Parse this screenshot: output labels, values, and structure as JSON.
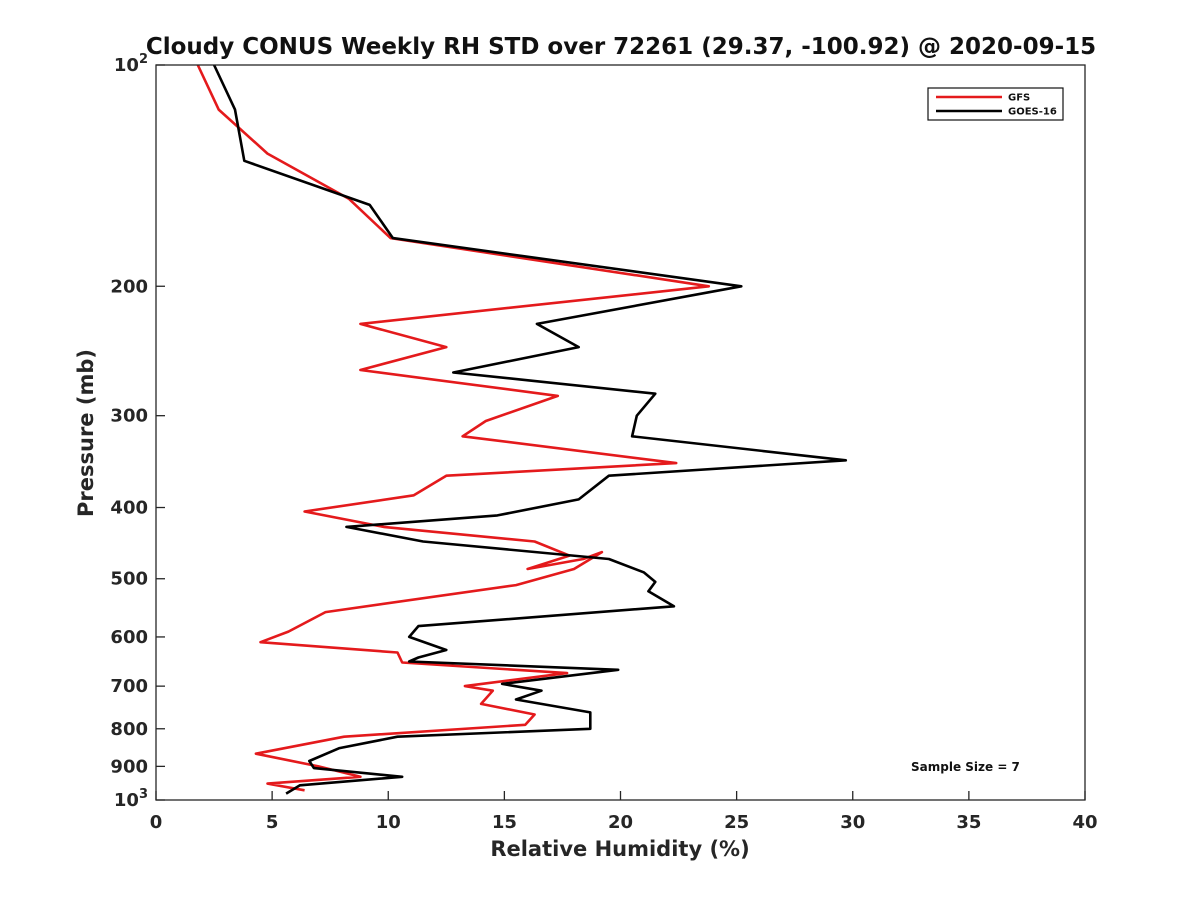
{
  "chart_data": {
    "type": "line",
    "title": "Cloudy CONUS Weekly RH STD over 72261 (29.37, -100.92) @ 2020-09-15",
    "xlabel": "Relative Humidity (%)",
    "ylabel": "Pressure (mb)",
    "xlim": [
      0,
      40
    ],
    "ylim": [
      100,
      1000
    ],
    "yscale": "log",
    "y_reversed": true,
    "grid": false,
    "legend_position": "top-right",
    "x_ticks": [
      0,
      5,
      10,
      15,
      20,
      25,
      30,
      35,
      40
    ],
    "x_tick_labels": [
      "0",
      "5",
      "10",
      "15",
      "20",
      "25",
      "30",
      "35",
      "40"
    ],
    "y_ticks": [
      100,
      200,
      300,
      400,
      500,
      600,
      700,
      800,
      900,
      1000
    ],
    "y_tick_labels": [
      "10^2",
      "200",
      "300",
      "400",
      "500",
      "600",
      "700",
      "800",
      "900",
      "10^3"
    ],
    "annotation": "Sample Size = 7",
    "series": [
      {
        "name": "GFS",
        "color": "#e41a1c",
        "x": [
          1.8,
          2.7,
          4.8,
          8.3,
          10.1,
          23.8,
          8.8,
          12.5,
          8.8,
          17.3,
          14.2,
          13.2,
          22.4,
          12.5,
          11.1,
          6.4,
          9.8,
          16.3,
          17.8,
          16.0,
          18.4,
          19.2,
          18.0,
          15.5,
          7.3,
          5.7,
          4.5,
          10.4,
          10.6,
          17.7,
          13.3,
          14.5,
          14.0,
          16.3,
          15.9,
          8.1,
          4.3,
          7.0,
          8.8,
          4.8,
          6.4
        ],
        "y": [
          100,
          115,
          132,
          152,
          172,
          200,
          225,
          242,
          260,
          282,
          305,
          320,
          348,
          362,
          385,
          405,
          425,
          445,
          465,
          485,
          470,
          460,
          485,
          510,
          555,
          590,
          610,
          630,
          650,
          672,
          700,
          710,
          740,
          765,
          790,
          820,
          865,
          900,
          930,
          950,
          970
        ]
      },
      {
        "name": "GOES-16",
        "color": "#000000",
        "x": [
          2.5,
          3.4,
          3.8,
          9.2,
          10.2,
          25.2,
          16.4,
          18.2,
          12.8,
          21.5,
          20.7,
          20.5,
          29.7,
          19.5,
          18.2,
          14.7,
          8.2,
          11.5,
          19.5,
          21.0,
          21.5,
          21.2,
          22.3,
          11.3,
          10.9,
          12.5,
          11.3,
          10.9,
          19.9,
          14.9,
          16.6,
          15.5,
          18.7,
          18.7,
          10.4,
          7.9,
          6.6,
          6.8,
          10.6,
          6.2,
          5.6
        ],
        "y": [
          100,
          115,
          135,
          155,
          172,
          200,
          225,
          242,
          262,
          280,
          300,
          320,
          345,
          362,
          390,
          410,
          425,
          445,
          470,
          490,
          505,
          520,
          545,
          580,
          600,
          625,
          640,
          648,
          665,
          695,
          710,
          730,
          760,
          800,
          820,
          850,
          885,
          905,
          930,
          955,
          980
        ]
      }
    ]
  }
}
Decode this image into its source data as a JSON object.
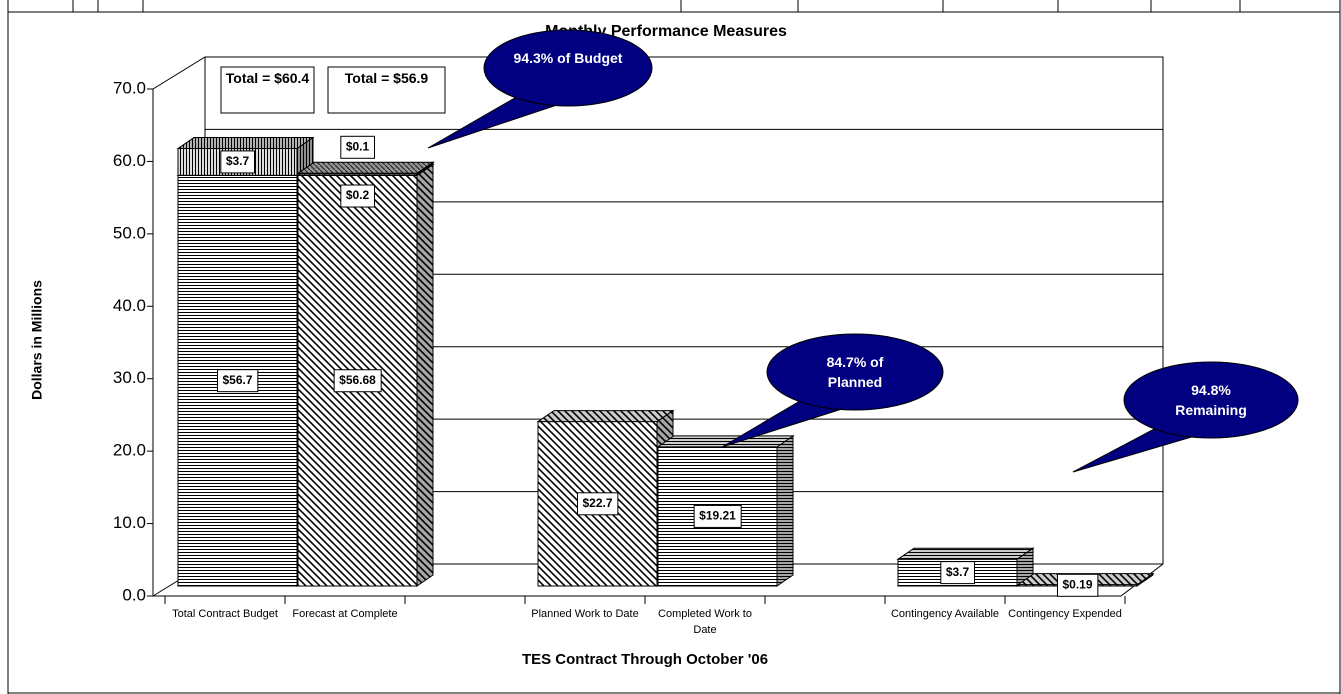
{
  "chart_data": {
    "type": "bar",
    "stacked": true,
    "title": "Monthly Performance Measures",
    "x_label": "TES Contract Through October '06",
    "y_label": "Dollars in Millions",
    "categories": [
      "Total Contract Budget",
      "Forecast at Complete",
      null,
      "Planned Work  to Date",
      "Completed Work to Date",
      null,
      "Contingency Available",
      "Contingency Expended"
    ],
    "series": [
      {
        "color": "#000000",
        "values": [
          56.7,
          56.68,
          null,
          22.7,
          19.21,
          null,
          3.7,
          0.19
        ],
        "value_labels": [
          "$56.7",
          "$56.68",
          null,
          "$22.7",
          "$19.21",
          null,
          "$3.7",
          "$0.19"
        ]
      },
      {
        "color": "#000000",
        "values": [
          3.7,
          0.2,
          null,
          null,
          null,
          null,
          null,
          null
        ],
        "value_labels": [
          "$3.7",
          "$0.2",
          null,
          null,
          null,
          null,
          null,
          null
        ]
      },
      {
        "color": "#000000",
        "values": [
          null,
          0.1,
          null,
          null,
          null,
          null,
          null,
          null
        ],
        "value_labels": [
          null,
          "$0.1",
          null,
          null,
          null,
          null,
          null,
          null
        ]
      }
    ],
    "ylim": [
      0,
      70
    ],
    "yticks": [
      {
        "value": 0,
        "label": "0.0"
      },
      {
        "value": 10,
        "label": "10.0"
      },
      {
        "value": 20,
        "label": "20.0"
      },
      {
        "value": 30,
        "label": "30.0"
      },
      {
        "value": 40,
        "label": "40.0"
      },
      {
        "value": 50,
        "label": "50.0"
      },
      {
        "value": 60,
        "label": "60.0"
      },
      {
        "value": 70,
        "label": "70.0"
      }
    ],
    "grid": true,
    "annotations": [
      "Total = $60.4",
      "Total = $56.9"
    ],
    "callouts": [
      "94.3% of Budget",
      "84.7% of Planned",
      "94.8% Remaining"
    ]
  }
}
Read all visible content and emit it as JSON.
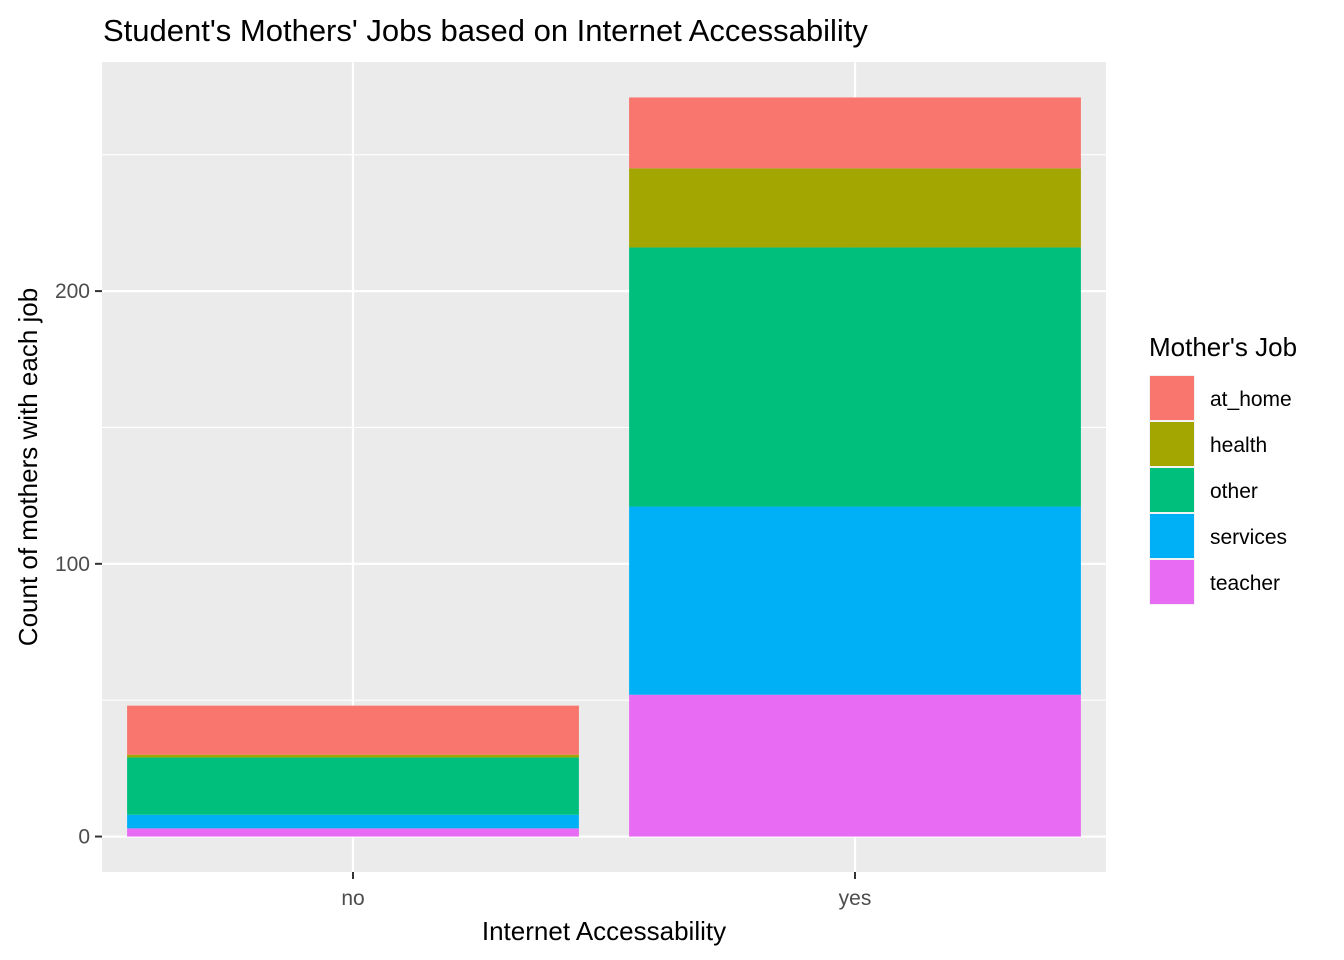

____________

(WHAT THE TASK ASKS): From the entries above, collect every line with the string "Work" in it.

(WRITTEN REPLY):
      "Planned Work  to Date",
      "Completed Work to Date",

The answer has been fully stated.